Task objective: Count each line in which the word "JSON" appears. Reply with the total and nothing more.

Excerpted records:
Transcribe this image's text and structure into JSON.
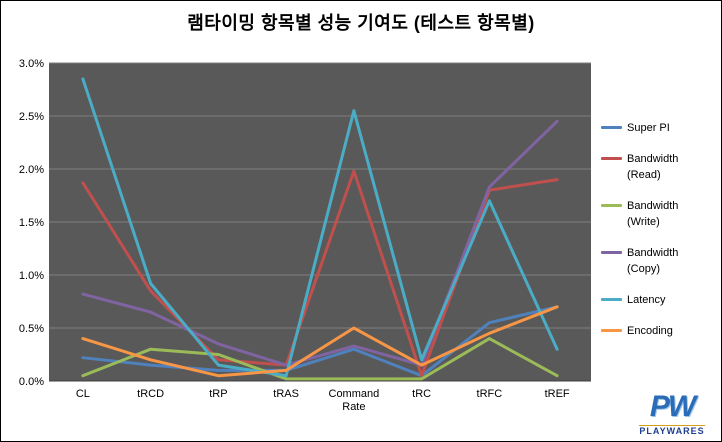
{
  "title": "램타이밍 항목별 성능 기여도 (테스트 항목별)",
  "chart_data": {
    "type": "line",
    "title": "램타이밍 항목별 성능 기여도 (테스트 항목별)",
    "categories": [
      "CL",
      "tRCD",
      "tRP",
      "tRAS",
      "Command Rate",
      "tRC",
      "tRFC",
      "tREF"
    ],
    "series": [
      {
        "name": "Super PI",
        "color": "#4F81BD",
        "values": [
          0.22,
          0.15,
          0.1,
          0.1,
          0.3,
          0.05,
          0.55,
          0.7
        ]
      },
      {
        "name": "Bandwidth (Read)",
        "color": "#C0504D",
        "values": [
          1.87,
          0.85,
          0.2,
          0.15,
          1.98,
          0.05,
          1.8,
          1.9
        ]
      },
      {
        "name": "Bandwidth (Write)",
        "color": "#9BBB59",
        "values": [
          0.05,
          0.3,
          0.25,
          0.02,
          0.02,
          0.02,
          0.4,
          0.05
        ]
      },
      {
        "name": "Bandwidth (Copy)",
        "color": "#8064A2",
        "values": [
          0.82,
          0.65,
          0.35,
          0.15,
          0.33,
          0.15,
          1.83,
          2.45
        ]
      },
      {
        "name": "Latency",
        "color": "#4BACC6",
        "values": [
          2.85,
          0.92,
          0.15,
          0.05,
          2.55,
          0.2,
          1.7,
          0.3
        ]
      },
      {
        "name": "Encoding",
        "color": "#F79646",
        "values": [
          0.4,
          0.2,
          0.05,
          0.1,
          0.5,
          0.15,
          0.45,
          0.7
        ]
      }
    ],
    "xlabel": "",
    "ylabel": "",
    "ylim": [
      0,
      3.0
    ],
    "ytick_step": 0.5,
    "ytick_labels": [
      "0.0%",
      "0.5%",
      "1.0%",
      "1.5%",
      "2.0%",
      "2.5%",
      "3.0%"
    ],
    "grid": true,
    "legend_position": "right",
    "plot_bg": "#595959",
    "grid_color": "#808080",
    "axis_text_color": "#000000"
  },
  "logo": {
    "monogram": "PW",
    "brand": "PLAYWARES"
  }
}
...
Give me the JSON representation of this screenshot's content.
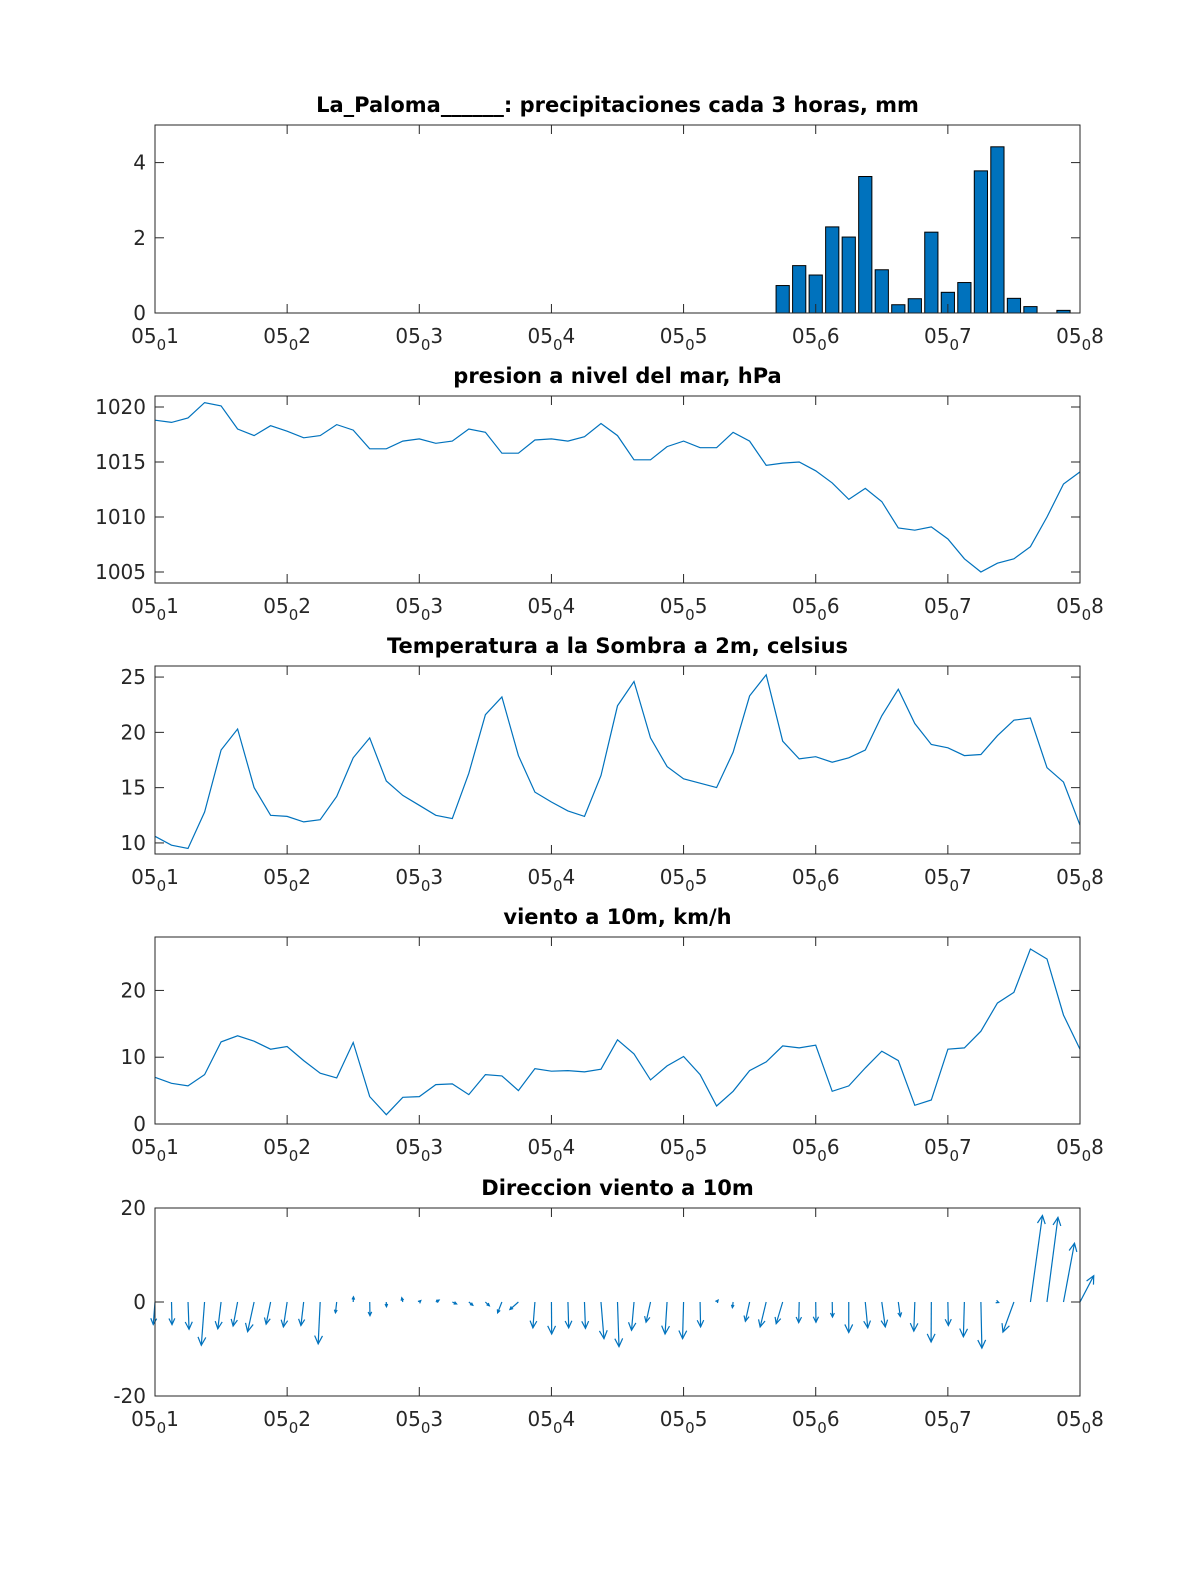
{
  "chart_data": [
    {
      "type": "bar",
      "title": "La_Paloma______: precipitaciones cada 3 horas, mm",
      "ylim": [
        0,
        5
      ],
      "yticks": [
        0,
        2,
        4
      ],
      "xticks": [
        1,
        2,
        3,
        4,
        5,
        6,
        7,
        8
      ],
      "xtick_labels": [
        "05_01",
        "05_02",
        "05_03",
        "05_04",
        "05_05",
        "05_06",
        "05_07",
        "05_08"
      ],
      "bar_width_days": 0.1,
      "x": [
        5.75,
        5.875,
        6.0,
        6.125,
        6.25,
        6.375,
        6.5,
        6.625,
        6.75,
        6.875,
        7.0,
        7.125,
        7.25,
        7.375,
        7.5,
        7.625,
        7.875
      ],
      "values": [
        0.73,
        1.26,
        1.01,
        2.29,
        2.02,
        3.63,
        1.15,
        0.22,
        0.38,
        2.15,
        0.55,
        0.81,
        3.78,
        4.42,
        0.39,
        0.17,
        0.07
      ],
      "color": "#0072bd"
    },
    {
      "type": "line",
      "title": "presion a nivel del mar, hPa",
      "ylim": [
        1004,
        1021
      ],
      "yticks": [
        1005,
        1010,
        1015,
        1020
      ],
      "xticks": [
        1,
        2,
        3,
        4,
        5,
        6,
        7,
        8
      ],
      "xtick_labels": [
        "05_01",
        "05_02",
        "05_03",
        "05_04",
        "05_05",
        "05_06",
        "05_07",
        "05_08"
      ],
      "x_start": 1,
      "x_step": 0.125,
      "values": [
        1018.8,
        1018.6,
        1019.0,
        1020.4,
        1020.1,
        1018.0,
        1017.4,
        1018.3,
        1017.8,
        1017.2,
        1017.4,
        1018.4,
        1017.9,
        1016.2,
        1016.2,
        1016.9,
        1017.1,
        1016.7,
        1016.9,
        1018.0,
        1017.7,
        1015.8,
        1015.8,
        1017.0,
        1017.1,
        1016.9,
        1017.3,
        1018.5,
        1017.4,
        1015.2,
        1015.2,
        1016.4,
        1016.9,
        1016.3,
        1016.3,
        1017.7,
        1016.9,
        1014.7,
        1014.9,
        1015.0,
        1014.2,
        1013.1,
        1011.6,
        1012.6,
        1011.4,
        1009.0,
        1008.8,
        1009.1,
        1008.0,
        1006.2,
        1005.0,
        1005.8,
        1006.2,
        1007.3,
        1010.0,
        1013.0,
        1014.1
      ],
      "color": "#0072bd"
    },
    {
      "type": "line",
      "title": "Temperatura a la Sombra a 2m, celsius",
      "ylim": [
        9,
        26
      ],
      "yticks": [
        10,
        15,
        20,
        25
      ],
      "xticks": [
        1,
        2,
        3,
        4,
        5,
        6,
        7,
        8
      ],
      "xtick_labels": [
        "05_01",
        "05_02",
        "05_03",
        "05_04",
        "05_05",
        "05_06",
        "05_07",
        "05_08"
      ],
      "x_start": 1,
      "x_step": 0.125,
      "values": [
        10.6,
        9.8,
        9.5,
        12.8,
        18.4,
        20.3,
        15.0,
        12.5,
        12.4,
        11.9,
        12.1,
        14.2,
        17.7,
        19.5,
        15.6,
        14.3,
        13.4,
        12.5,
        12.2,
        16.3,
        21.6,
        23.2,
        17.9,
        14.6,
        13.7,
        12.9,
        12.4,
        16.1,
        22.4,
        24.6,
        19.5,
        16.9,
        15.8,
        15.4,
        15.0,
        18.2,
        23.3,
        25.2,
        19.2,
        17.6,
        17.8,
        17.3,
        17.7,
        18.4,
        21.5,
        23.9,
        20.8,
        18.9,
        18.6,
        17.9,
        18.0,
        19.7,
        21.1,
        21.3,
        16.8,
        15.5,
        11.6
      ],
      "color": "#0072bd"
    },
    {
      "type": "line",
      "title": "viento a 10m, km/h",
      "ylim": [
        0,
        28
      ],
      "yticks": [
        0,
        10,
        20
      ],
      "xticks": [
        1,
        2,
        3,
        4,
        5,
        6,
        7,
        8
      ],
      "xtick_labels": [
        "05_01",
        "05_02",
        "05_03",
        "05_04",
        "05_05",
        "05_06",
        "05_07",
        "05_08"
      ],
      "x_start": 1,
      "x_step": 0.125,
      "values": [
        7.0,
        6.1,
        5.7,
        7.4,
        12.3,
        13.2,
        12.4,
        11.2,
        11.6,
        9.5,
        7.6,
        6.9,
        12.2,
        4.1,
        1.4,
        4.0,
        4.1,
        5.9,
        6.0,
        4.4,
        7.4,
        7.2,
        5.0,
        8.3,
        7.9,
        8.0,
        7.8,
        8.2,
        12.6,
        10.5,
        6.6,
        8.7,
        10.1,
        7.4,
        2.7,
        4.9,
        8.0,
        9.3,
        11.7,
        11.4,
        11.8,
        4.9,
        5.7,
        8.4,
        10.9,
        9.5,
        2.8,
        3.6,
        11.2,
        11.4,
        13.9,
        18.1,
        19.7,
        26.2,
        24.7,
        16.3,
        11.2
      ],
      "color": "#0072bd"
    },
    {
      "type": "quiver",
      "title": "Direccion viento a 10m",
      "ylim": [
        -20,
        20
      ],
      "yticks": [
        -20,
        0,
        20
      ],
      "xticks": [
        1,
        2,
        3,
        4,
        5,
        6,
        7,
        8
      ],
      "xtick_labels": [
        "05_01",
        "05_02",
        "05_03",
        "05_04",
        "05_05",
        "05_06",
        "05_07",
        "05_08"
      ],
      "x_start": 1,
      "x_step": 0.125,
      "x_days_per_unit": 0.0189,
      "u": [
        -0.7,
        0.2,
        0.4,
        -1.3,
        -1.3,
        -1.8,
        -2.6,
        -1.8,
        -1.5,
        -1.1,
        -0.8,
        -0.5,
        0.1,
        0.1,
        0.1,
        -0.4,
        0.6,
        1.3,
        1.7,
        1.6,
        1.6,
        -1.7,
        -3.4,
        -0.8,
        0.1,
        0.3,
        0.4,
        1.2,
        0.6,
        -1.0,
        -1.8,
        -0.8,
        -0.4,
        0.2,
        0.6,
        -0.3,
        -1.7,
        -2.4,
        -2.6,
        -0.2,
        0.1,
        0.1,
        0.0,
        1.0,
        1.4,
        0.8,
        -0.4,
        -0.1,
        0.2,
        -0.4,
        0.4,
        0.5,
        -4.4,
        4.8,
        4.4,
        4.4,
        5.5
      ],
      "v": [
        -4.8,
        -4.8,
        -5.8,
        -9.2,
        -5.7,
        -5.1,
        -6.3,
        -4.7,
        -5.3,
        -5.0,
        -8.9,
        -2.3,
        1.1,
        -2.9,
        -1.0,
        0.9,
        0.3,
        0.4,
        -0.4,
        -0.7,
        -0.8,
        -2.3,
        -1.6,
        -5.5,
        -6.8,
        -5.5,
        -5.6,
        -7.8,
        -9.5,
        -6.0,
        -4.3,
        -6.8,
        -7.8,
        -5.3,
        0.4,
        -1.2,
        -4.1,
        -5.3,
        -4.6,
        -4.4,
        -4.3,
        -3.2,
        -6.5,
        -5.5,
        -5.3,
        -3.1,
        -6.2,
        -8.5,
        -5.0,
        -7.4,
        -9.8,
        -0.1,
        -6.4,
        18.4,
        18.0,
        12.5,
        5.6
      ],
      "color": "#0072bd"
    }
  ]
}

Completed exercise: 2